__What is required__. Reproduce the material below verbatim, from its first line through the line containing "comma: , xyxy=(227,105,257,134)", with both of those lines included.

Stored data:
┄┄┄┄┄┄

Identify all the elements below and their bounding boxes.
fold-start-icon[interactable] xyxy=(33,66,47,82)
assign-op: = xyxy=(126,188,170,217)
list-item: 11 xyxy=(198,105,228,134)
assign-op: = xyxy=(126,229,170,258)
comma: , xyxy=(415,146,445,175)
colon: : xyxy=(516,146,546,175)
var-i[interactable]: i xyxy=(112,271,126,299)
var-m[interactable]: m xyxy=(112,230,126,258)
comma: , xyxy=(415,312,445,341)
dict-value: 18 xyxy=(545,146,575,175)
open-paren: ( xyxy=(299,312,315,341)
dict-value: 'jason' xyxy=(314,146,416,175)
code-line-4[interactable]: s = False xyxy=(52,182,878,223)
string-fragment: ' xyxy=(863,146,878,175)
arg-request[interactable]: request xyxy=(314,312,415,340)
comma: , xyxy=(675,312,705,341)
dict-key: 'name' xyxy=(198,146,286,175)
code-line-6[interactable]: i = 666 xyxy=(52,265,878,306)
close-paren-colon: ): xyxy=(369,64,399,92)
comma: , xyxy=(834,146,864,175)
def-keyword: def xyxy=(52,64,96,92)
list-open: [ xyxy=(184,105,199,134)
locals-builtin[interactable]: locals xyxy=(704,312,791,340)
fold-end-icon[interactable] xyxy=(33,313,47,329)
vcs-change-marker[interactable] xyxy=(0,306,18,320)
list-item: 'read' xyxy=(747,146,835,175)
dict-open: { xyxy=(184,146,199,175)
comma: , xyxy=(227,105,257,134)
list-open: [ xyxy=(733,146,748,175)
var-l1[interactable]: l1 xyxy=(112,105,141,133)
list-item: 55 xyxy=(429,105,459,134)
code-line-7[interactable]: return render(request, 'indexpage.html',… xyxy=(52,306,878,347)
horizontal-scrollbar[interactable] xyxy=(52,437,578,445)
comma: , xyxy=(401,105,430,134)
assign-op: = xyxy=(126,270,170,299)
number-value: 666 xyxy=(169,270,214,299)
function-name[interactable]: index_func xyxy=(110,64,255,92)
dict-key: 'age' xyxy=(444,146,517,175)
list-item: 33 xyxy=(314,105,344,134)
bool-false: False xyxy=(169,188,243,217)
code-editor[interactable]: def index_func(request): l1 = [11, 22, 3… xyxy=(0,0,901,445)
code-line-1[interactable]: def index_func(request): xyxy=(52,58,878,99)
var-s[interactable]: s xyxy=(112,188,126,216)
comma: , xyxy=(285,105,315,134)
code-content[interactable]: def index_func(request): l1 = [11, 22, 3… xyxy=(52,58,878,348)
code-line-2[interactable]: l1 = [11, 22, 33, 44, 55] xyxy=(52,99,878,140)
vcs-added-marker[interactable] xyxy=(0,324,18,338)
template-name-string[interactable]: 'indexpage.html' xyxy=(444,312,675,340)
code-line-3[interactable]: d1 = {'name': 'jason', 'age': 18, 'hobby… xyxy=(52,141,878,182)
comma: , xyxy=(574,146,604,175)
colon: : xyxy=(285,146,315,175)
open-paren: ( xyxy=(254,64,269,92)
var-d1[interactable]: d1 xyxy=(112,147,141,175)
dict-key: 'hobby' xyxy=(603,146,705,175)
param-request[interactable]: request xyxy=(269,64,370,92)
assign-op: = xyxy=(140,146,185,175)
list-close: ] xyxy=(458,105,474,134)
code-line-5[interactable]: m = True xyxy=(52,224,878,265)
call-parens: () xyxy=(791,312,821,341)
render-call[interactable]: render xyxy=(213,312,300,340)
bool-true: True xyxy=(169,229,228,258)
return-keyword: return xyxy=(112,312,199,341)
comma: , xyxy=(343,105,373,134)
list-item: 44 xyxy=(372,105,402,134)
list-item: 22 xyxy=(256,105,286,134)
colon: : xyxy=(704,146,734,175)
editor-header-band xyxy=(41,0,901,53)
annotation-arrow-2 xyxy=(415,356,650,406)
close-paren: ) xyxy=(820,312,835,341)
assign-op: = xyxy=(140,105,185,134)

┄┄┄┄┄┄

__Written answer__.
Identify all the elements below and their bounding boxes.
fold-start-icon[interactable] xyxy=(33,66,47,82)
assign-op: = xyxy=(126,188,170,217)
list-item: 11 xyxy=(198,105,228,134)
assign-op: = xyxy=(126,229,170,258)
comma: , xyxy=(415,146,445,175)
colon: : xyxy=(516,146,546,175)
var-i[interactable]: i xyxy=(112,271,126,299)
var-m[interactable]: m xyxy=(112,230,126,258)
comma: , xyxy=(415,312,445,341)
dict-value: 18 xyxy=(545,146,575,175)
open-paren: ( xyxy=(299,312,315,341)
dict-value: 'jason' xyxy=(314,146,416,175)
code-line-4[interactable]: s = False xyxy=(52,182,878,223)
string-fragment: ' xyxy=(863,146,878,175)
arg-request[interactable]: request xyxy=(314,312,415,340)
comma: , xyxy=(675,312,705,341)
dict-key: 'name' xyxy=(198,146,286,175)
code-line-6[interactable]: i = 666 xyxy=(52,265,878,306)
close-paren-colon: ): xyxy=(369,64,399,92)
comma: , xyxy=(834,146,864,175)
def-keyword: def xyxy=(52,64,96,92)
list-open: [ xyxy=(184,105,199,134)
locals-builtin[interactable]: locals xyxy=(704,312,791,340)
fold-end-icon[interactable] xyxy=(33,313,47,329)
vcs-change-marker[interactable] xyxy=(0,306,18,320)
list-item: 'read' xyxy=(747,146,835,175)
dict-open: { xyxy=(184,146,199,175)
comma: , xyxy=(227,105,257,134)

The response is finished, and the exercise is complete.